### Stored data
■ ■ ■
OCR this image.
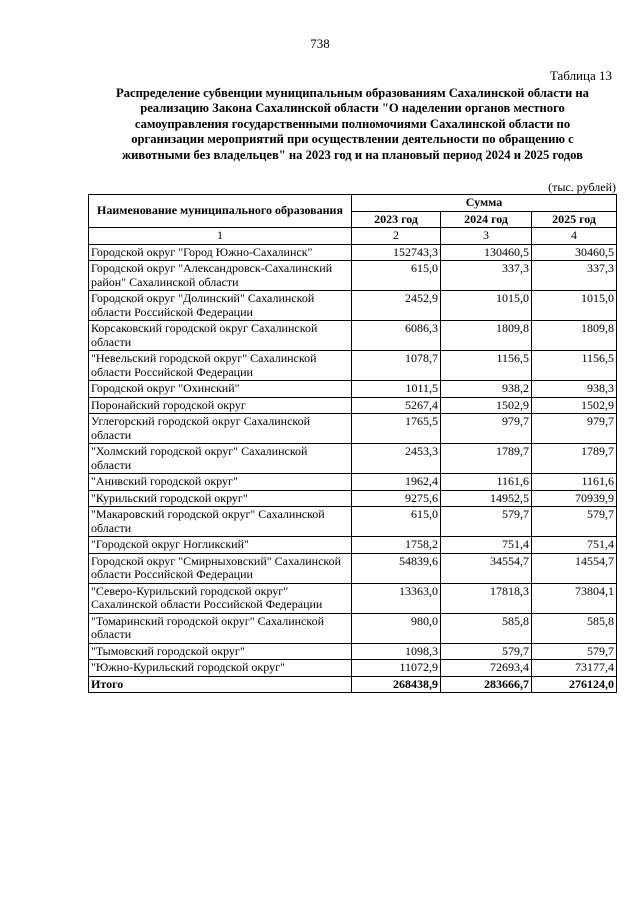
738
Таблица 13
Распределение субвенции муниципальным образованиям Сахалинской области на реализацию Закона Сахалинской области "О наделении органов местного самоуправления государственными полномочиями Сахалинской области по организации мероприятий при осуществлении деятельности по обращению с животными без владельцев" на 2023 год и на плановый период 2024 и 2025 годов
(тыс. рублей)
Наименование муниципального образования	Сумма		
	2023 год	2024 год	2025 год
1	2	3	4
Городской округ "Город Южно-Сахалинск"	152743,3	130460,5	30460,5
Городской округ "Александровск-Сахалинский район" Сахалинской области	615,0	337,3	337,3
Городской округ "Долинский" Сахалинской области Российской Федерации	2452,9	1015,0	1015,0
Корсаковский городской округ Сахалинской области	6086,3	1809,8	1809,8
"Невельский городской округ" Сахалинской области Российской Федерации	1078,7	1156,5	1156,5
Городской округ "Охинский"	1011,5	938,2	938,3
Поронайский городской округ	5267,4	1502,9	1502,9
Углегорский городской округ Сахалинской области	1765,5	979,7	979,7
"Холмский городской округ" Сахалинской области	2453,3	1789,7	1789,7
"Анивский городской округ"	1962,4	1161,6	1161,6
"Курильский городской округ"	9275,6	14952,5	70939,9
"Макаровский городской округ" Сахалинской области	615,0	579,7	579,7
"Городской округ Ногликский"	1758,2	751,4	751,4
Городской округ "Смирныховский" Сахалинской области Российской Федерации	54839,6	34554,7	14554,7
"Северо-Курильский городской округ" Сахалинской области Российской Федерации	13363,0	17818,3	73804,1
"Томаринский городской округ" Сахалинской области	980,0	585,8	585,8
"Тымовский городской округ"	1098,3	579,7	579,7
"Южно-Курильский городской округ"	11072,9	72693,4	73177,4
Итого	268438,9	283666,7	276124,0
■ ■ ■
Copy the records above exactly, leaving out every picture.

OCR this image.
738
Таблица 13
Распределение субвенции муниципальным образованиям Сахалинской области на реализацию Закона Сахалинской области "О наделении органов местного самоуправления государственными полномочиями Сахалинской области по организации мероприятий при осуществлении деятельности по обращению с животными без владельцев" на 2023 год и на плановый период 2024 и 2025 годов
(тыс. рублей)
Наименование муниципального образования	Сумма		
	2023 год	2024 год	2025 год
1	2	3	4
Городской округ "Город Южно-Сахалинск"	152743,3	130460,5	30460,5
Городской округ "Александровск-Сахалинский район" Сахалинской области	615,0	337,3	337,3
Городской округ "Долинский" Сахалинской области Российской Федерации	2452,9	1015,0	1015,0
Корсаковский городской округ Сахалинской области	6086,3	1809,8	1809,8
"Невельский городской округ" Сахалинской области Российской Федерации	1078,7	1156,5	1156,5
Городской округ "Охинский"	1011,5	938,2	938,3
Поронайский городской округ	5267,4	1502,9	1502,9
Углегорский городской округ Сахалинской области	1765,5	979,7	979,7
"Холмский городской округ" Сахалинской области	2453,3	1789,7	1789,7
"Анивский городской округ"	1962,4	1161,6	1161,6
"Курильский городской округ"	9275,6	14952,5	70939,9
"Макаровский городской округ" Сахалинской области	615,0	579,7	579,7
"Городской округ Ногликский"	1758,2	751,4	751,4
Городской округ "Смирныховский" Сахалинской области Российской Федерации	54839,6	34554,7	14554,7
"Северо-Курильский городской округ" Сахалинской области Российской Федерации	13363,0	17818,3	73804,1
"Томаринский городской округ" Сахалинской области	980,0	585,8	585,8
"Тымовский городской округ"	1098,3	579,7	579,7
"Южно-Курильский городской округ"	11072,9	72693,4	73177,4
Итого	268438,9	283666,7	276124,0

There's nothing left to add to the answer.